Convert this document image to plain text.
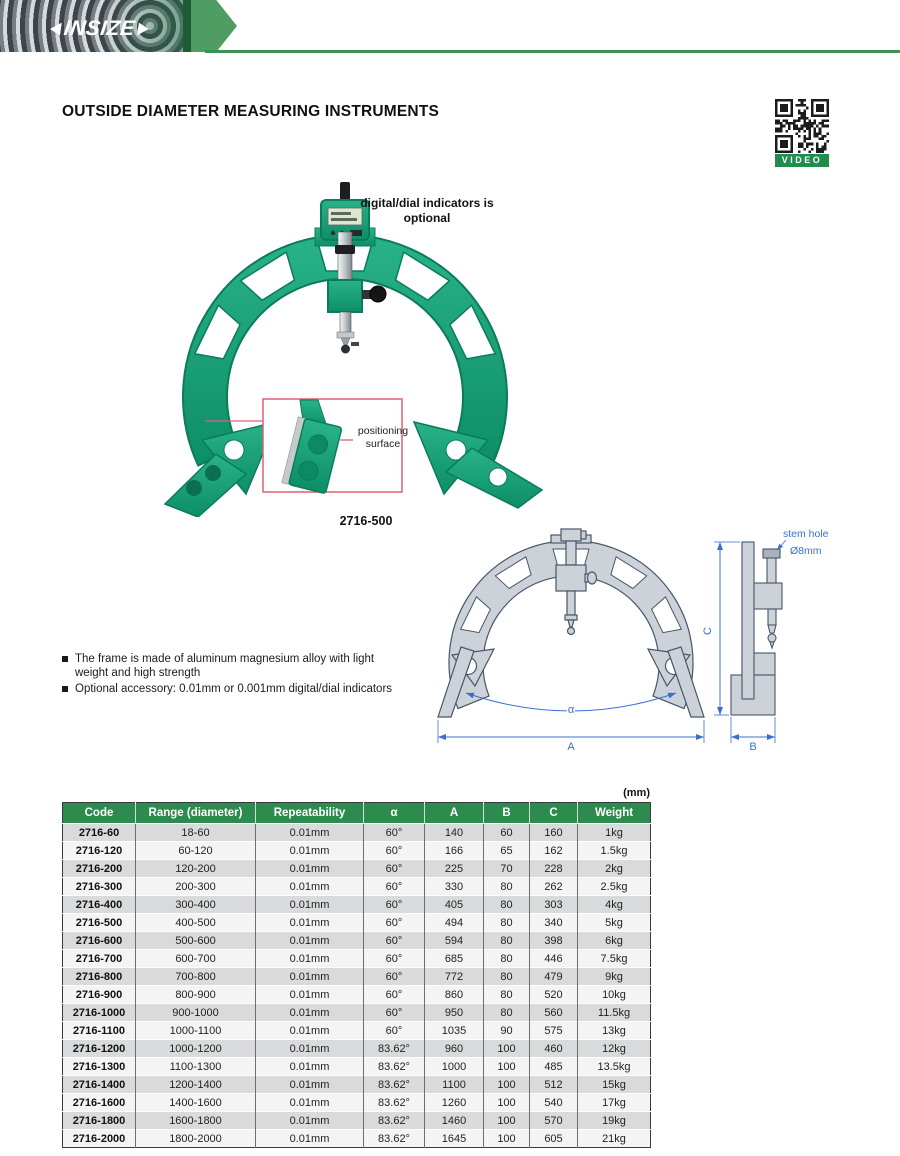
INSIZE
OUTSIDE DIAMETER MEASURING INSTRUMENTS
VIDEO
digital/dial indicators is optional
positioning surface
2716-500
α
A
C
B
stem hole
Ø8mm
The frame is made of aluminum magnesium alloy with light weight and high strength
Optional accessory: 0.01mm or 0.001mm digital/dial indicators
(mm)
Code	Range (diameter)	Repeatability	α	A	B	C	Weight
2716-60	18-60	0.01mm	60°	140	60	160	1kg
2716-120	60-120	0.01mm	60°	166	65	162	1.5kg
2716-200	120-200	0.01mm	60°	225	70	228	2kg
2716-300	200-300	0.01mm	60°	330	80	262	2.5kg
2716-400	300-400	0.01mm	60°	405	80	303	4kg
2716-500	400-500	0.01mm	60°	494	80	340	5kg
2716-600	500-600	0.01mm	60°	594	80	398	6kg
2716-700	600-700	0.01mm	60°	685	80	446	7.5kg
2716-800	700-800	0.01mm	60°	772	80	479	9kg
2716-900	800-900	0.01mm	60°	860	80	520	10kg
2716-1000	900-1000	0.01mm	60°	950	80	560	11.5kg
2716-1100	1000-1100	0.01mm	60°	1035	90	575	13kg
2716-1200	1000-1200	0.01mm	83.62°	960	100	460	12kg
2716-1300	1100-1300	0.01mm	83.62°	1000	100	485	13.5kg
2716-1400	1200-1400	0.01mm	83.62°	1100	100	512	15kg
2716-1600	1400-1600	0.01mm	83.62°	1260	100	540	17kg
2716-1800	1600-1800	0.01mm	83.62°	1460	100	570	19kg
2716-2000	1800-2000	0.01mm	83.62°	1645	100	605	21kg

* STATED TASK *
Pictures are excluded; copy every other part of the records exactly.

* SOLVED PROBLEM *
Convert this document image to plain text.
INSIZE
OUTSIDE DIAMETER MEASURING INSTRUMENTS
VIDEO
digital/dial indicators is optional
positioning surface
2716-500
α
A
C
B
stem hole
Ø8mm
The frame is made of aluminum magnesium alloy with light weight and high strength
Optional accessory: 0.01mm or 0.001mm digital/dial indicators
(mm)
Code	Range (diameter)	Repeatability	α	A	B	C	Weight
2716-60	18-60	0.01mm	60°	140	60	160	1kg
2716-120	60-120	0.01mm	60°	166	65	162	1.5kg
2716-200	120-200	0.01mm	60°	225	70	228	2kg
2716-300	200-300	0.01mm	60°	330	80	262	2.5kg
2716-400	300-400	0.01mm	60°	405	80	303	4kg
2716-500	400-500	0.01mm	60°	494	80	340	5kg
2716-600	500-600	0.01mm	60°	594	80	398	6kg
2716-700	600-700	0.01mm	60°	685	80	446	7.5kg
2716-800	700-800	0.01mm	60°	772	80	479	9kg
2716-900	800-900	0.01mm	60°	860	80	520	10kg
2716-1000	900-1000	0.01mm	60°	950	80	560	11.5kg
2716-1100	1000-1100	0.01mm	60°	1035	90	575	13kg
2716-1200	1000-1200	0.01mm	83.62°	960	100	460	12kg
2716-1300	1100-1300	0.01mm	83.62°	1000	100	485	13.5kg
2716-1400	1200-1400	0.01mm	83.62°	1100	100	512	15kg
2716-1600	1400-1600	0.01mm	83.62°	1260	100	540	17kg
2716-1800	1600-1800	0.01mm	83.62°	1460	100	570	19kg
2716-2000	1800-2000	0.01mm	83.62°	1645	100	605	21kg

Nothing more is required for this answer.